== Problem details ==
Copy out every line in which the string "przepisów" occurs.

== Data extract ==
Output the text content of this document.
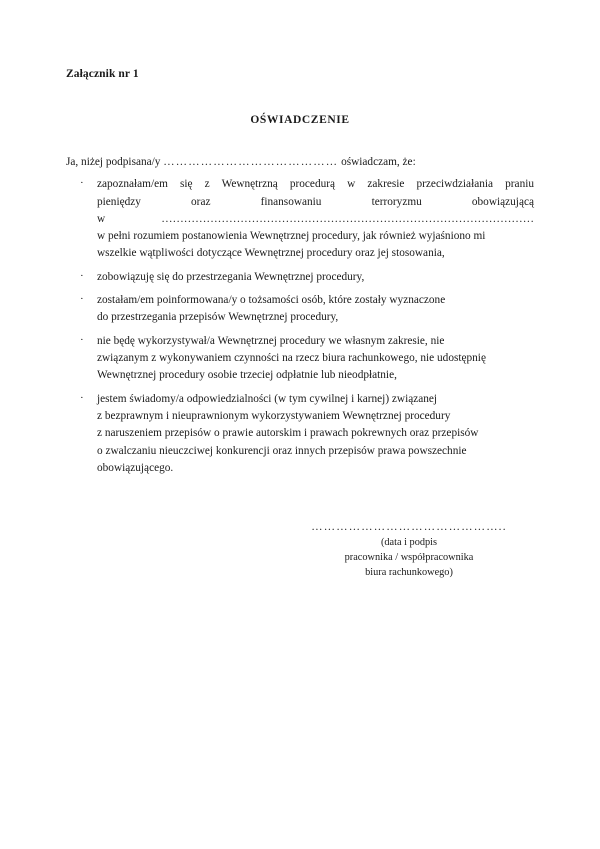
Załącznik nr 1

OŚWIADCZENIE

Ja, niżej podpisana/y …………………………………… oświadczam, że:

· zapoznałam/em się z Wewnętrzną procedurą w zakresie przeciwdziałania praniu
pieniędzy oraz finansowaniu terroryzmu obowiązującą
w ………………………………………………………………………………………
w pełni rozumiem postanowienia Wewnętrznej procedury, jak również wyjaśniono mi
wszelkie wątpliwości dotyczące Wewnętrznej procedury oraz jej stosowania,
· zobowiązuję się do przestrzegania Wewnętrznej procedury,
· zostałam/em poinformowana/y o tożsamości osób, które zostały wyznaczone
do przestrzegania przepisów Wewnętrznej procedury,
· nie będę wykorzystywał/a Wewnętrznej procedury we własnym zakresie, nie
związanym z wykonywaniem czynności na rzecz biura rachunkowego, nie udostępnię
Wewnętrznej procedury osobie trzeciej odpłatnie lub nieodpłatnie,
· jestem świadomy/a odpowiedzialności (w tym cywilnej i karnej) związanej
z bezprawnym i nieuprawnionym wykorzystywaniem Wewnętrznej procedury
z naruszeniem przepisów o prawie autorskim i prawach pokrewnych oraz przepisów
o zwalczaniu nieuczciwej konkurencji oraz innych przepisów prawa powszechnie
obowiązującego.
………………………………………..
(data i podpis
pracownika / współpracownika
biura rachunkowego)
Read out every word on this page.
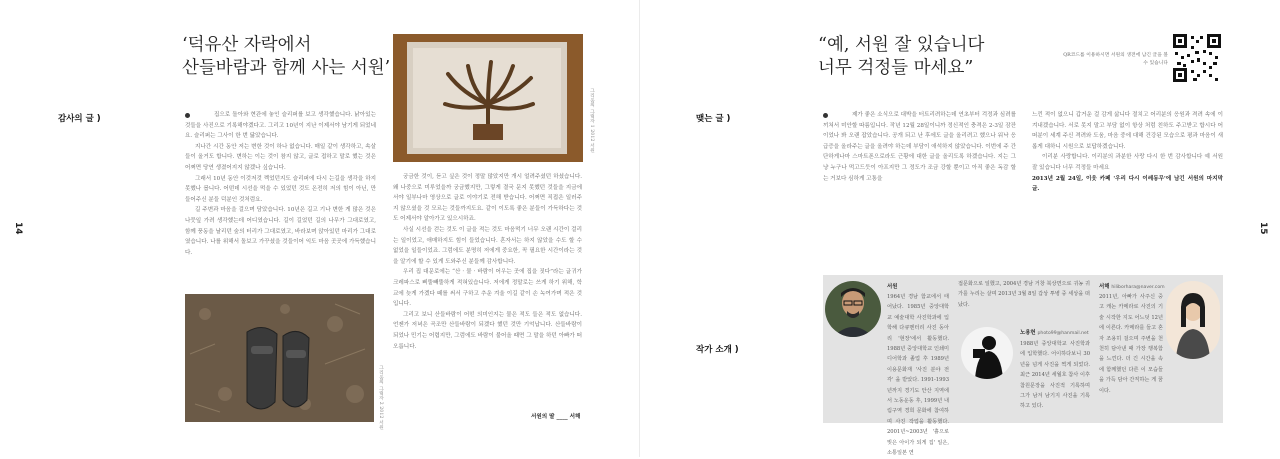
‘덕유산 자락에서
산들바람과 함께 사는 서원’
감사의 글 )
14

집으로 돌아와 현관에 놓인 슬리퍼를 보고 생각했습니다. 낡아있는 것들을 사진으로 기록해야겠다고. 그리고 10년이 지난 이제서야 남기게 되었네요. 슬리퍼는 그사이 한 번 닳았습니다.

지나간 시간 동안 저는 변한 것이 하나 없습니다. 매일 같이 생각하고, 속살들이 올거도 합니다. 변하는 이는 것이 참지 않고, 글로 접하고 말로 했는 것은 어쩌면 당연 생겼어지지 않겠나 싶습니다.

그래서 10년 동안 이것저것 껙었던지도 슬리퍼에 다시 는길을 생각을 하지 못했나 봅니다. 어떤데 시선을 먹을 수 있었던 것도 온전히 저의 힘이 아닌, 만들어주신 분들 덕분인 것처럼요.

길 주변과 마음을 걸으며 담았습니다. 10년은 길고 기나 변한 게 많은 것은 나뭇잎 가려 생각했는데 어디였습니다. 길이 길었던 길의 나무가 그대로였고, 함께 풍동을 날리던 숲의 터리가 그대로였고, 바라보며 앉아있던 마리가 그대로였습니다. 나를 위해서 돌보고 가꾸셨을 것들이어 익도 마음 곳곳에 가득했습니다.

궁금한 것이, 듣고 싶은 것이 정말 많았지만 개시 얼려주셨던 하셨습니다. 왜 나중으로 미루었을까 궁금했지만, 그렇게 결국 문지 못했던 것들을 지금에서야 일부나마 영상으로 글로 이야기로 전해 받습니다. 어쩌면 직접은 일러주지 않으셨을 것 모르는 것들까지도요. 같이 이도록 좋은 분들이 가득하다는 것도 어제서야 알아가고 있으시하죠.

사실 시선을 걷는 것도 이 글을 적는 것도 마음먹기 너무 오랜 시간이 걸리는 일이었고, 애매하지도 힘이 들었습니다. 혼자서는 하지 않았을 수도 할 수 없었을 일들이었죠. 그럼에도 분명히 저에게 중요한, 꼭 필요한 시간이라는 것을 알기에 할 수 있게 도와주신 분들께 감사합니다.

우리 집 대문로에는 “산 · 물 · 바람이 어우는 곳에 집을 짓다”라는 글귀가 크레파스로 삐뚤빼뚤하게 적혀있습니다. 저에게 정말로는 쓰게 하기 위해, 학교에 늦게 가겠다 떼를 써서 구하고 추운 겨울 이길 같이 손 녹여가며 적은 것입니다.

그리고 보니 산들바람이 어떤 의미인지는 물은 적도 들은 적도 없습니다. 언젠가 저녁은 곡조만 산들바람이 되겠다 했던 것만 기억납니다. 산들바람이 되었나 민기는 어렵지만, 그럼에도 바람이 불어올 때면 그 말을 하던 아빠가 떠오릅니다.

그리움의 그림자 1 2012 서원
그리움의 그림자 2 2012 서원	서원의 딸 ____ 서해
“예, 서원 잘 있습니다
너무 걱정들 마세요”
QR코드를 이용하시면 서원의 생전에 남긴 글을 볼 수 있습니다
맺는 글 )
작가 소개 )
15

제가 좋은 소식으로 대박을 터트리려하는데 연초부터 걱정과 심려를 끼쳐서 미안할 따름입니다. 작년 12월 28일이니까 정신적인 충격은 2-3일 잠잔이었나 봐 오랜 잡았습니다. 공개 되고 난 후에도 글을 올리려고 했으나 워낙 응급증을 올라주는 글을 올려야 하는데 부담이 애석하지 않았습니다. 이번에 주 간단하게나마 스마트폰으로라도 근황에 대한 글을 올리도록 하겠습니다. 지는 그냥 누구나 먹고드듯이 아프지만 그 정도가 조금 강할 뿐이고 아직 좋은 독감 할는 거보다 심하게 고통을

느낀 적이 없으니 갑거운 걸 감게 삶니다 절치고 어리분의 응원과 격려 속에 이겨내겠습니다. 서로 못지 말고 부담 없이 항상 처럼 친하도 주고받고 합시다 어떠분이 세계 주신 격려와 도움, 마음 중에 대해 건강된 모습으로 평과 마음이 새롭게 대하니 시원으로 보답하겠습니다.

이리분 사랑합니다. 이리분의 과분한 사랑 다시 한 번 감사합니다 예 서원 잘 있습니다 너무 걱정들 마세요

2013년 2월 24일, 이웃 카페 '우리 다시 이레동무'에 남긴 서원의 마지막 글.

서원
1964년 경남 함교에서 태어났다. 1985년 중앙대학교 예술대학 사진학과에 입학해 다큐멘터리 사진 동아리 '현장'에서 활동했다. 1988년 중앙대학교 인쇄미디어학과 졸업 후 1989년 이용문화재 '사진 분야 전각' 을 받았다. 1991-1993년까지 경기도 안산 지역에서 노동운동 후, 1999년 내림구역 경희 문화에 참여하며 사진 작업을 활동했다. 2001년~2003년 '흙으로 빚은 아이가 되게 집' 일은, 소통일본 연
접문화으로 일했고, 2004년 경남 거창 북상면으로 귀농 귀가를 누리는 살며 2013년 3월 8일 갑상 투병 중 세상을 떠났다.
노용헌 photo99@hanmail.net
1988년 중앙대학교 사진학과에 입학했다. 어이하다보니 30년을 넘게 사진을 찍게 되었다. 최근 2014년 세월호 참사 이후 참원문장을 사진적 기록하며 그가 남겨 남기지 사진을 기록하고 있다.
서해 hiliborhara@naver.com
2011년, 아빠가 사주신 중고 캐논 카메라로 사진의 기술 시작한 지도 어느덧 12년에 이른다. 카메라를 들고 혼자 조용히 걸으며 주변을 천천히 담아낸 때 가장 행복함을 느낀다. 더 긴 시간을 속에 함께했던 다른 이 모습들을 가득 담아 간직하는 게 꿈이다.
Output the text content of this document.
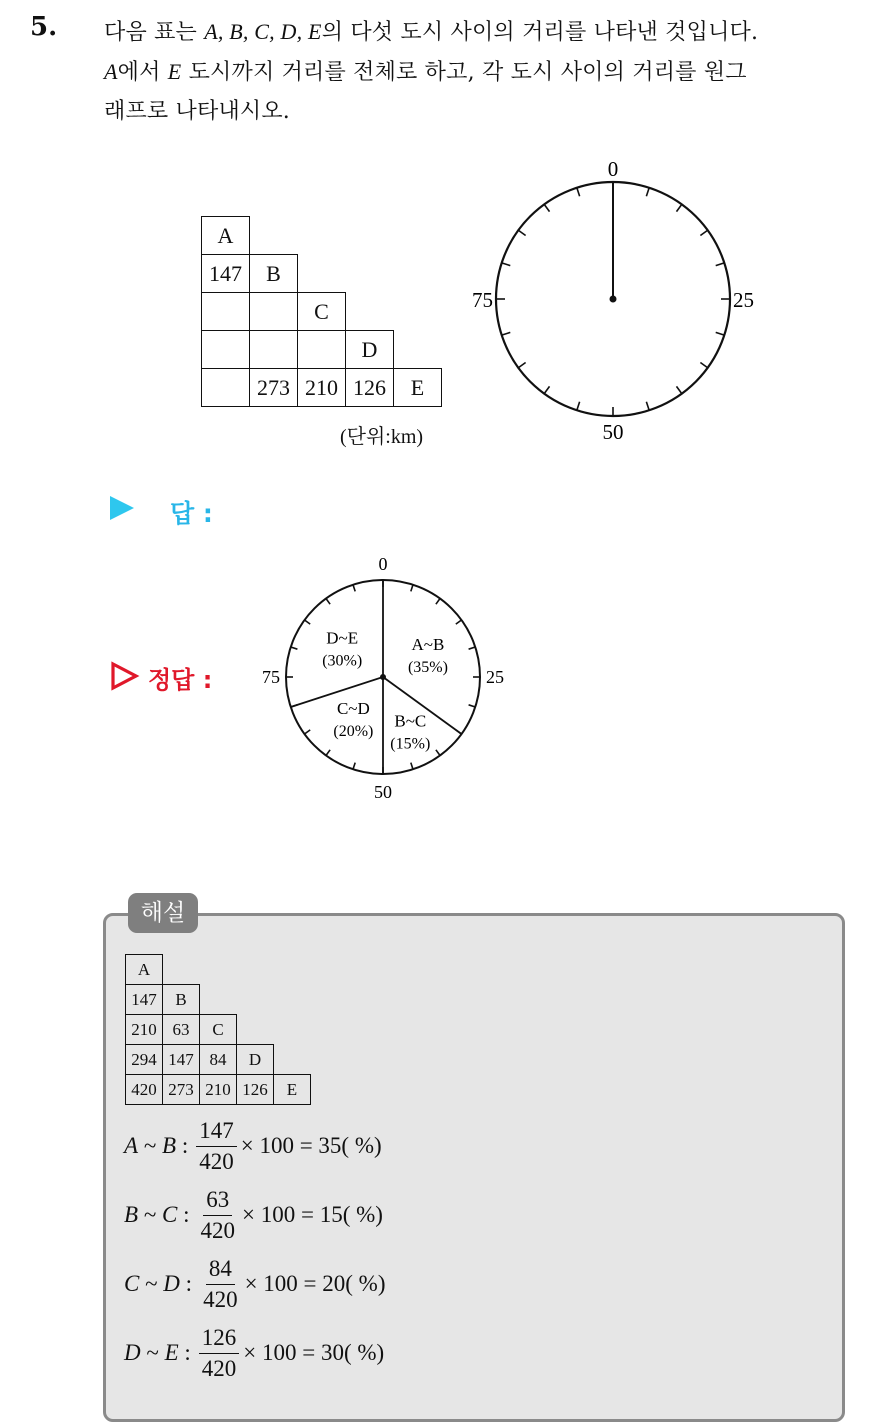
5. 다음 표는 A, B, C, D, E의 다섯 도시 사이의 거리를 나타낸 것입니다.
A에서 E 도시까지 거리를 전체로 하고, 각 도시 사이의 거리를 원그
래프로 나타내시오.
A				
147	B			
		C		
			D	
	273	210	126	E
(단위:km)
0
25
50
75
답 :
정답 :
A~B
(35%)
B~C
(15%)
C~D
(20%)
D~E
(30%)
0
25
50
75
해설
A				
147	B			
210	63	C		
294	147	84	D	
420	273	210	126	E
A ~ B : $\frac{147}{420} \times 100 = 35$( %)
B ~ C : $\frac{63}{420} \times 100 = 15$( %)
C ~ D : $\frac{84}{420} \times 100 = 20$( %)
D ~ E : $\frac{126}{420} \times 100 = 30$( %)
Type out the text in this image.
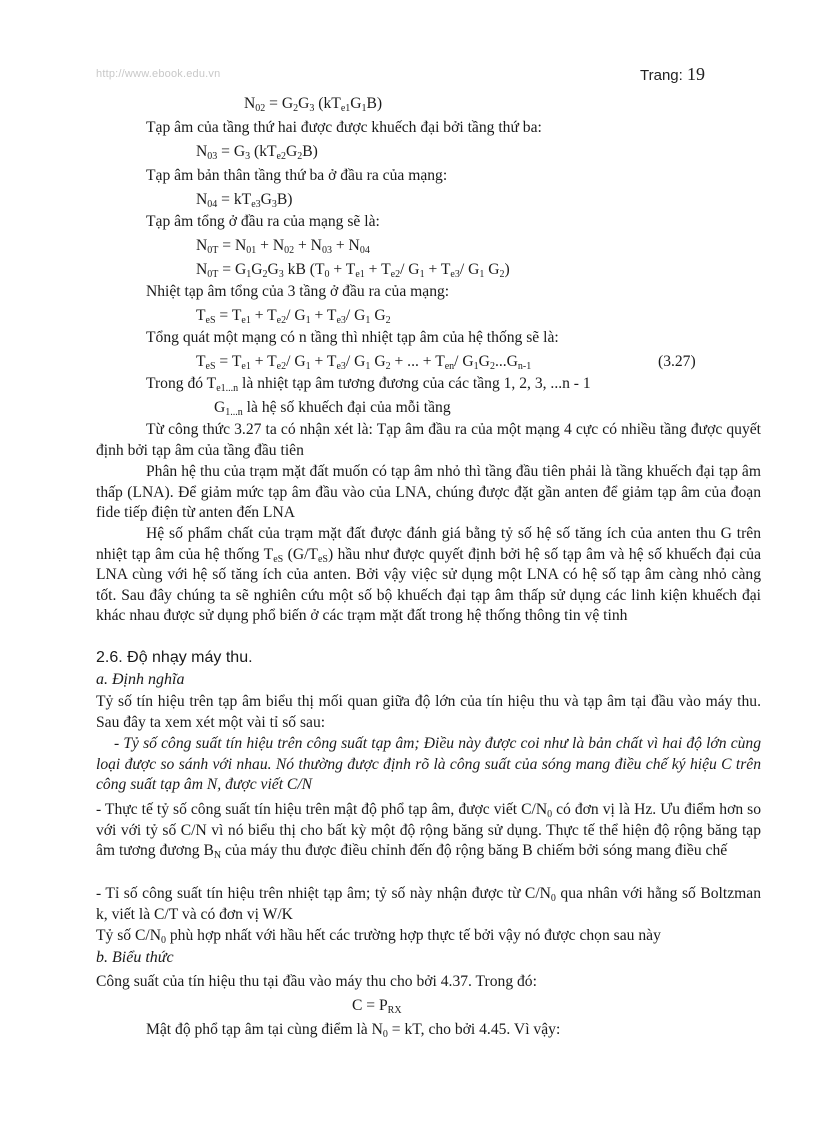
http://www.ebook.edu.vn	Trang: 19
$N_{02} = G_2G_3$ $(kT_{e1}G_1B)$
Tạp âm của tầng thứ hai được được khuếch đại bởi tầng thứ ba:
$N_{03} = G_3$ $(kT_{e2}G_2B)$
Tạp âm bản thân tầng thứ ba ở đầu ra của mạng:
$N_{04} = kT_{e3}G_3B$)
Tạp âm tổng ở đầu ra của mạng sẽ là:
$N_{0T} = N_{01} + N_{02} + N_{03} + N_{04}$
$N_{0T} = G_1G_2G_3$ kB ($T_0 + T_{e1} + T_{e2}/$ $G_1 + T_{e3}/$ $G_1$ $G_2$)
Nhiệt tạp âm tổng của 3 tầng ở đầu ra của mạng:
$T_{eS} = T_{e1} + T_{e2}/$ $G_1 + T_{e3}/$ $G_1$ $G_2$
Tổng quát một mạng có n tầng thì nhiệt tạp âm của hệ thống sẽ là:
$T_{eS} = T_{e1} + T_{e2}/$ $G_1 + T_{e3}/$ $G_1$ $G_2$ + ... + $T_{en}/$ $G_1G_2...G_{n-1}$	(3.27)
Trong đó $T_{e1...n}$ là nhiệt tạp âm tương đương của các tầng 1, 2, 3, ...n - 1
$G_{1...n}$ là hệ số khuếch đại của mỗi tầng
Từ công thức 3.27 ta có nhận xét là: Tạp âm đầu ra của một mạng 4 cực có nhiều tầng được quyết định bởi tạp âm của tầng đầu tiên
Phân hệ thu của trạm mặt đất muốn có tạp âm nhỏ thì tầng đầu tiên phải là tầng khuếch đại tạp âm thấp (LNA). Để giảm mức tạp âm đầu vào của LNA, chúng được đặt gần anten để giảm tạp âm của đoạn fide tiếp điện từ anten đến LNA
Hệ số phẩm chất của trạm mặt đất được đánh giá bằng tỷ số hệ số tăng ích của anten thu G trên nhiệt tạp âm của hệ thống $T_{eS}$ $(G/T_{eS})$ hầu như được quyết định bởi hệ số tạp âm và hệ số khuếch đại của LNA cùng với hệ số tăng ích của anten. Bởi vậy việc sử dụng một LNA có hệ số tạp âm càng nhỏ càng tốt. Sau đây chúng ta sẽ nghiên cứu một số bộ khuếch đại tạp âm thấp sử dụng các linh kiện khuếch đại khác nhau được sử dụng phổ biến ở các trạm mặt đất trong hệ thống thông tin vệ tinh
2.6. Độ nhạy máy thu.
a. Định nghĩa
Tỷ số tín hiệu trên tạp âm biểu thị mối quan giữa độ lớn của tín hiệu thu và tạp âm tại đầu vào máy thu. Sau đây ta xem xét một vài tỉ số sau:
- Tỷ số công suất tín hiệu trên công suất tạp âm; Điều này được coi như là bản chất vì hai độ lớn cùng loại được so sánh với nhau. Nó thường được định rõ là công suất của sóng mang điều chế ký hiệu C trên công suất tạp âm N, được viết C/N
- Thực tế tỷ số công suất tín hiệu trên mật độ phổ tạp âm, được viết $C/N_0$ có đơn vị là Hz. Ưu điểm hơn so với với tỷ số C/N vì nó biểu thị cho bất kỳ một độ rộng băng sử dụng. Thực tế thể hiện độ rộng băng tạp âm tương đương $B_N$ của máy thu được điều chỉnh đến độ rộng băng B chiếm bởi sóng mang điều chế
- Tỉ số công suất tín hiệu trên nhiệt tạp âm; tỷ số này nhận được từ $C/N_0$ qua nhân với hằng số Boltzman k, viết là C/T và có đơn vị W/K
Tỷ số $C/N_0$ phù hợp nhất với hầu hết các trường hợp thực tế bởi vậy nó được chọn sau này
b. Biểu thức
Công suất của tín hiệu thu tại đầu vào máy thu cho bởi 4.37. Trong đó:
$C = P_{RX}$
Mật độ phổ tạp âm tại cùng điểm là $N_0$ = kT, cho bởi 4.45. Vì vậy:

== Task output ==
do przestrzegania przepisów Wewnętrznej procedury,
z naruszeniem przepisów o prawie autorskim i prawach pokrewnych oraz przepisów
o zwalczaniu nieuczciwej konkurencji oraz innych przepisów prawa powszechnie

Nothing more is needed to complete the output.